_Available records_:
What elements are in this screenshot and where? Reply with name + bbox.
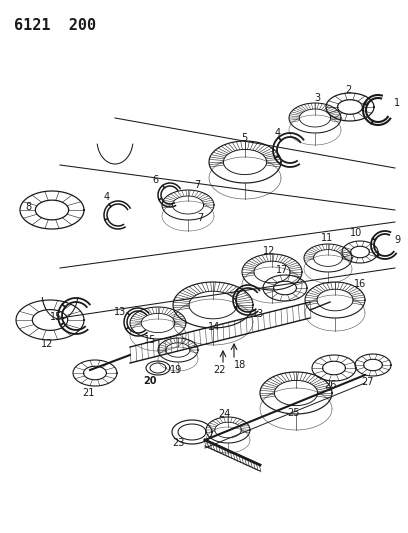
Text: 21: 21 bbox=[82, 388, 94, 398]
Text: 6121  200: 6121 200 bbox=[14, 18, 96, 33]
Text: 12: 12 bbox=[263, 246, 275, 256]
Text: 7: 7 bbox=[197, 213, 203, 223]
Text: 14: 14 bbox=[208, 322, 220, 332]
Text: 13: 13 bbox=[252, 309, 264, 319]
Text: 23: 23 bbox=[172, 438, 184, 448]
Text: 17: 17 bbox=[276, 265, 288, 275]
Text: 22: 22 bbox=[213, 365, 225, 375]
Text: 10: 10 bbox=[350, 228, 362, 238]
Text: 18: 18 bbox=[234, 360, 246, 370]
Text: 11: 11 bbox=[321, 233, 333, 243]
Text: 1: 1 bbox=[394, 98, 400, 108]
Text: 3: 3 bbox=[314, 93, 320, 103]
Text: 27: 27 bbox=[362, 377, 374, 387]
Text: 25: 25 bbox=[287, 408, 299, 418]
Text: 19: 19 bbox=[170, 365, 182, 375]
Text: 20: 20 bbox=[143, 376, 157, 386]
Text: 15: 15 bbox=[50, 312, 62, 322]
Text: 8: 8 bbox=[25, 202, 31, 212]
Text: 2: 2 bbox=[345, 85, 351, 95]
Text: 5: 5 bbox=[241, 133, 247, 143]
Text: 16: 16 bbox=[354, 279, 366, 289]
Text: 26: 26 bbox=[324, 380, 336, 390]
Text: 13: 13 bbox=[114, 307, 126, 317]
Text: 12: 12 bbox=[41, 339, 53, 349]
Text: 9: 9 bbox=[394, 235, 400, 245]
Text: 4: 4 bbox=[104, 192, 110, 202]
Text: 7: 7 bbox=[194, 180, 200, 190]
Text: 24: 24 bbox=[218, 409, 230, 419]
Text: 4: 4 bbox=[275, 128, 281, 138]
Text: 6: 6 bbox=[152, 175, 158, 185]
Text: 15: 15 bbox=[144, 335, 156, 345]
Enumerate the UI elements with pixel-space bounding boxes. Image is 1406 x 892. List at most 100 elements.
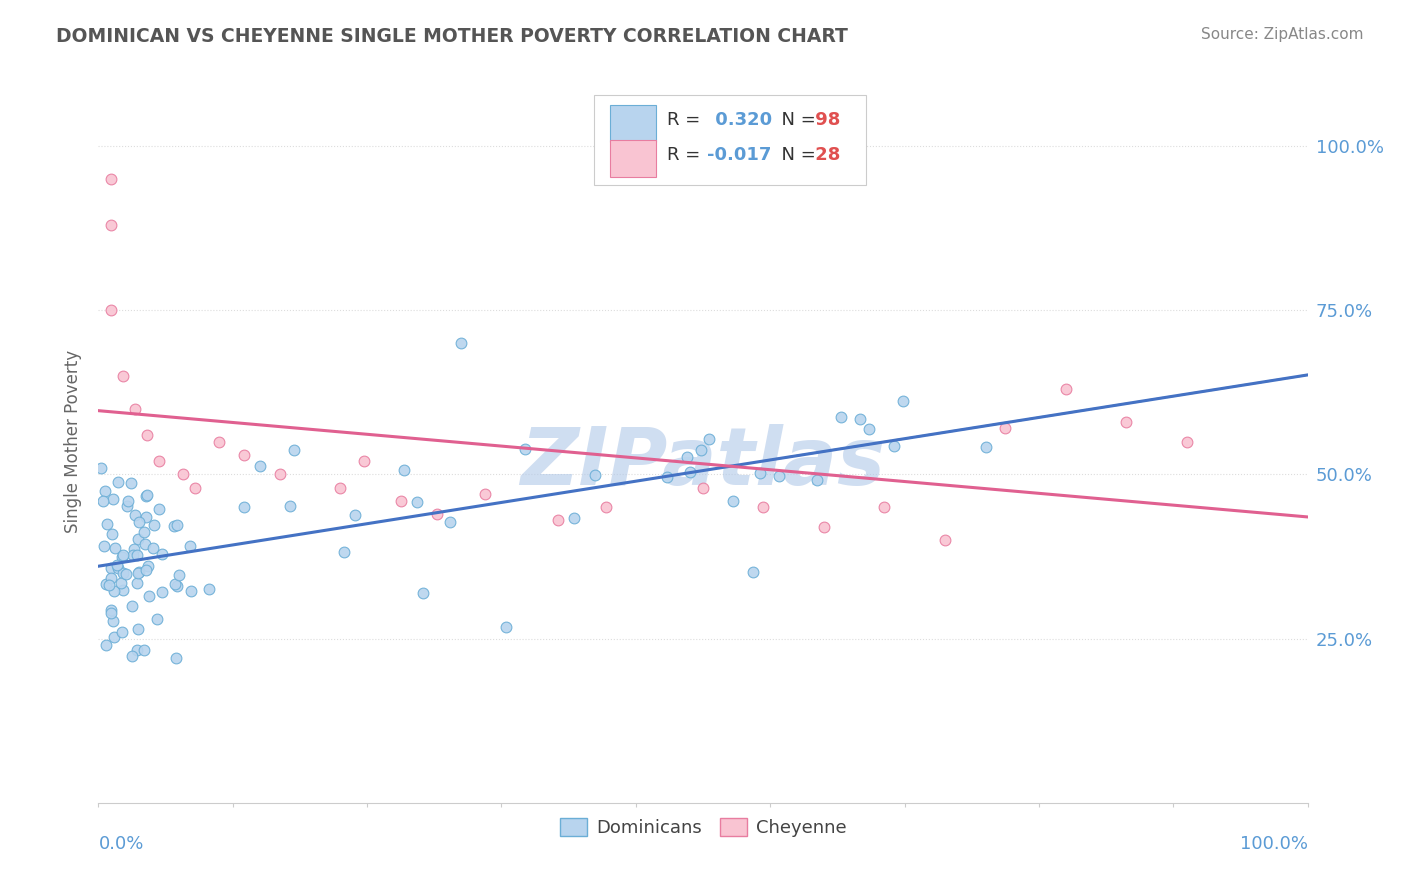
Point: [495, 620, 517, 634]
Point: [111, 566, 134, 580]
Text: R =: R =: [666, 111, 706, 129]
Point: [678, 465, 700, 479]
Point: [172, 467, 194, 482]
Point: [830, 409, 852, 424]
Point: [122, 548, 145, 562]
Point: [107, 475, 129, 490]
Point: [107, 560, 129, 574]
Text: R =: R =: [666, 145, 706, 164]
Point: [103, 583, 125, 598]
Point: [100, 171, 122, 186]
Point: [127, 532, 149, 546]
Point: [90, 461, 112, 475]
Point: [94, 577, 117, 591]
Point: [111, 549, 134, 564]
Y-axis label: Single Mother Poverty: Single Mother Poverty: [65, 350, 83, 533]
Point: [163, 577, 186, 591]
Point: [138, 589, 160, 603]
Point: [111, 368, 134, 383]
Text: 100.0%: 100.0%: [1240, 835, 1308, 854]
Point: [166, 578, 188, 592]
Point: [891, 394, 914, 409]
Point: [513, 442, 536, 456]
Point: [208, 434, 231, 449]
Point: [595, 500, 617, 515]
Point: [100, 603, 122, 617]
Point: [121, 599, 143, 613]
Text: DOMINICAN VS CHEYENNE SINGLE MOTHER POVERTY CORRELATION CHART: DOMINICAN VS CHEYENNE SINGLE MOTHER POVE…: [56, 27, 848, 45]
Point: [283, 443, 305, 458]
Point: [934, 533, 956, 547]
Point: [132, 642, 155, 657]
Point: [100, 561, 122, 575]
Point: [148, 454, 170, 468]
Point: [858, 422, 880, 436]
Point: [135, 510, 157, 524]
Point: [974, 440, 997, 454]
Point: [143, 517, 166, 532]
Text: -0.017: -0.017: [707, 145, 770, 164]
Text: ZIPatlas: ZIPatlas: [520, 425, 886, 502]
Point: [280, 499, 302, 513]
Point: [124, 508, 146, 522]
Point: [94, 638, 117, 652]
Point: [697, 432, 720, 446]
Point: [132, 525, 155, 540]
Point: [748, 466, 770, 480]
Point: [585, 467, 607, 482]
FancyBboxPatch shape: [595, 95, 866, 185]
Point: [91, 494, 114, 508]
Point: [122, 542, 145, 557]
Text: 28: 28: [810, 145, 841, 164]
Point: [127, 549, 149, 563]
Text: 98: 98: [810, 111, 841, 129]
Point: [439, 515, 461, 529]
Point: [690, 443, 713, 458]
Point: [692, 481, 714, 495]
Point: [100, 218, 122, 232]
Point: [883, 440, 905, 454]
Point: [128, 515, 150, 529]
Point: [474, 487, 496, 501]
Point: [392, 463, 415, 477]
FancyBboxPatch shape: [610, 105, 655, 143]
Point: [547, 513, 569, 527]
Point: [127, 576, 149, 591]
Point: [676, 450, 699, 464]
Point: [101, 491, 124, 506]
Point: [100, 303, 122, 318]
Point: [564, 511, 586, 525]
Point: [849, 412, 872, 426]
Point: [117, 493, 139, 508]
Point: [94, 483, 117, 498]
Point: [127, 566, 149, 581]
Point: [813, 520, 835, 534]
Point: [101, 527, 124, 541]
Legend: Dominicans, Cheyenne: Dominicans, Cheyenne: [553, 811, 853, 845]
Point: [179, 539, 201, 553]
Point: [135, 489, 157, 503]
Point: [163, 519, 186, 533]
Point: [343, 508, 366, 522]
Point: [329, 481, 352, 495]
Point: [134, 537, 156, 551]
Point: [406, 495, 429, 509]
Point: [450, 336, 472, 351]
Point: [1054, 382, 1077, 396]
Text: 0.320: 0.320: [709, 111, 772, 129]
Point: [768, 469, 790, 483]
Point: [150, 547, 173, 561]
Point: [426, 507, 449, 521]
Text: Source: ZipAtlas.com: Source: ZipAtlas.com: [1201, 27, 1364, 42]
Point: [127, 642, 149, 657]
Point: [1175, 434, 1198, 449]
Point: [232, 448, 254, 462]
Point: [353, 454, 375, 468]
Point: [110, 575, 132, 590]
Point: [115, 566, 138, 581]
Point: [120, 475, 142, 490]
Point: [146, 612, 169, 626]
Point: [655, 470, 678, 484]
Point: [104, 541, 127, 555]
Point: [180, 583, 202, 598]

_Set problem_:
Retype all of the rows above without any changes, leaving out the pictures.

_Result below_:
What elements are in this screenshot and where? Reply with name + bbox.
Text: 21: 21 bbox=[82, 388, 94, 398]
Text: 6121  200: 6121 200 bbox=[14, 18, 96, 33]
Text: 12: 12 bbox=[263, 246, 275, 256]
Text: 7: 7 bbox=[197, 213, 203, 223]
Text: 14: 14 bbox=[208, 322, 220, 332]
Text: 13: 13 bbox=[252, 309, 264, 319]
Text: 23: 23 bbox=[172, 438, 184, 448]
Text: 17: 17 bbox=[276, 265, 288, 275]
Text: 22: 22 bbox=[213, 365, 225, 375]
Text: 10: 10 bbox=[350, 228, 362, 238]
Text: 18: 18 bbox=[234, 360, 246, 370]
Text: 11: 11 bbox=[321, 233, 333, 243]
Text: 1: 1 bbox=[394, 98, 400, 108]
Text: 3: 3 bbox=[314, 93, 320, 103]
Text: 27: 27 bbox=[362, 377, 374, 387]
Text: 25: 25 bbox=[287, 408, 299, 418]
Text: 19: 19 bbox=[170, 365, 182, 375]
Text: 20: 20 bbox=[143, 376, 157, 386]
Text: 15: 15 bbox=[50, 312, 62, 322]
Text: 8: 8 bbox=[25, 202, 31, 212]
Text: 2: 2 bbox=[345, 85, 351, 95]
Text: 5: 5 bbox=[241, 133, 247, 143]
Text: 16: 16 bbox=[354, 279, 366, 289]
Text: 26: 26 bbox=[324, 380, 336, 390]
Text: 13: 13 bbox=[114, 307, 126, 317]
Text: 12: 12 bbox=[41, 339, 53, 349]
Text: 9: 9 bbox=[394, 235, 400, 245]
Text: 4: 4 bbox=[104, 192, 110, 202]
Text: 7: 7 bbox=[194, 180, 200, 190]
Text: 24: 24 bbox=[218, 409, 230, 419]
Text: 4: 4 bbox=[275, 128, 281, 138]
Text: 6: 6 bbox=[152, 175, 158, 185]
Text: 15: 15 bbox=[144, 335, 156, 345]
Enumerate the UI elements with pixel-space bounding boxes. Image is 1406 x 892. List at most 100 elements.
Point: [495, 620, 517, 634]
Point: [111, 566, 134, 580]
Text: R =: R =: [666, 111, 706, 129]
Point: [678, 465, 700, 479]
Point: [172, 467, 194, 482]
Point: [830, 409, 852, 424]
Point: [122, 548, 145, 562]
Point: [107, 475, 129, 490]
Point: [107, 560, 129, 574]
Text: R =: R =: [666, 145, 706, 164]
Point: [103, 583, 125, 598]
Point: [100, 171, 122, 186]
Point: [127, 532, 149, 546]
Point: [90, 461, 112, 475]
Point: [94, 577, 117, 591]
Point: [111, 549, 134, 564]
Y-axis label: Single Mother Poverty: Single Mother Poverty: [65, 350, 83, 533]
Point: [163, 577, 186, 591]
Point: [138, 589, 160, 603]
Point: [111, 368, 134, 383]
Text: 100.0%: 100.0%: [1240, 835, 1308, 854]
Point: [166, 578, 188, 592]
Point: [891, 394, 914, 409]
Point: [513, 442, 536, 456]
Point: [208, 434, 231, 449]
Point: [595, 500, 617, 515]
Point: [100, 603, 122, 617]
Point: [121, 599, 143, 613]
Text: DOMINICAN VS CHEYENNE SINGLE MOTHER POVERTY CORRELATION CHART: DOMINICAN VS CHEYENNE SINGLE MOTHER POVE…: [56, 27, 848, 45]
Point: [283, 443, 305, 458]
Point: [934, 533, 956, 547]
Point: [132, 642, 155, 657]
Point: [100, 561, 122, 575]
Point: [148, 454, 170, 468]
Point: [858, 422, 880, 436]
Point: [135, 510, 157, 524]
Point: [974, 440, 997, 454]
Point: [143, 517, 166, 532]
Text: -0.017: -0.017: [707, 145, 770, 164]
Text: ZIPatlas: ZIPatlas: [520, 425, 886, 502]
Point: [280, 499, 302, 513]
Point: [124, 508, 146, 522]
Point: [94, 638, 117, 652]
Point: [697, 432, 720, 446]
Point: [132, 525, 155, 540]
Point: [748, 466, 770, 480]
Point: [585, 467, 607, 482]
FancyBboxPatch shape: [595, 95, 866, 185]
Point: [91, 494, 114, 508]
Point: [122, 542, 145, 557]
Text: 28: 28: [810, 145, 841, 164]
Point: [127, 549, 149, 563]
Text: 98: 98: [810, 111, 841, 129]
Point: [439, 515, 461, 529]
Point: [690, 443, 713, 458]
Point: [692, 481, 714, 495]
Point: [100, 218, 122, 232]
Point: [883, 440, 905, 454]
Point: [128, 515, 150, 529]
Point: [474, 487, 496, 501]
Point: [392, 463, 415, 477]
FancyBboxPatch shape: [610, 105, 655, 143]
Point: [547, 513, 569, 527]
Point: [127, 576, 149, 591]
Point: [676, 450, 699, 464]
Point: [101, 491, 124, 506]
Point: [100, 303, 122, 318]
Point: [564, 511, 586, 525]
Point: [849, 412, 872, 426]
Point: [117, 493, 139, 508]
Point: [94, 483, 117, 498]
Point: [127, 566, 149, 581]
Point: [813, 520, 835, 534]
Point: [101, 527, 124, 541]
Legend: Dominicans, Cheyenne: Dominicans, Cheyenne: [553, 811, 853, 845]
Point: [179, 539, 201, 553]
Point: [135, 489, 157, 503]
Point: [163, 519, 186, 533]
Point: [343, 508, 366, 522]
Point: [329, 481, 352, 495]
Point: [134, 537, 156, 551]
Point: [406, 495, 429, 509]
Point: [450, 336, 472, 351]
Point: [1054, 382, 1077, 396]
Text: 0.320: 0.320: [709, 111, 772, 129]
Point: [768, 469, 790, 483]
Point: [150, 547, 173, 561]
Point: [426, 507, 449, 521]
Text: Source: ZipAtlas.com: Source: ZipAtlas.com: [1201, 27, 1364, 42]
Point: [127, 642, 149, 657]
Point: [1175, 434, 1198, 449]
Point: [232, 448, 254, 462]
Point: [353, 454, 375, 468]
Point: [110, 575, 132, 590]
Point: [115, 566, 138, 581]
Point: [120, 475, 142, 490]
Point: [146, 612, 169, 626]
Point: [655, 470, 678, 484]
Point: [104, 541, 127, 555]
Point: [180, 583, 202, 598]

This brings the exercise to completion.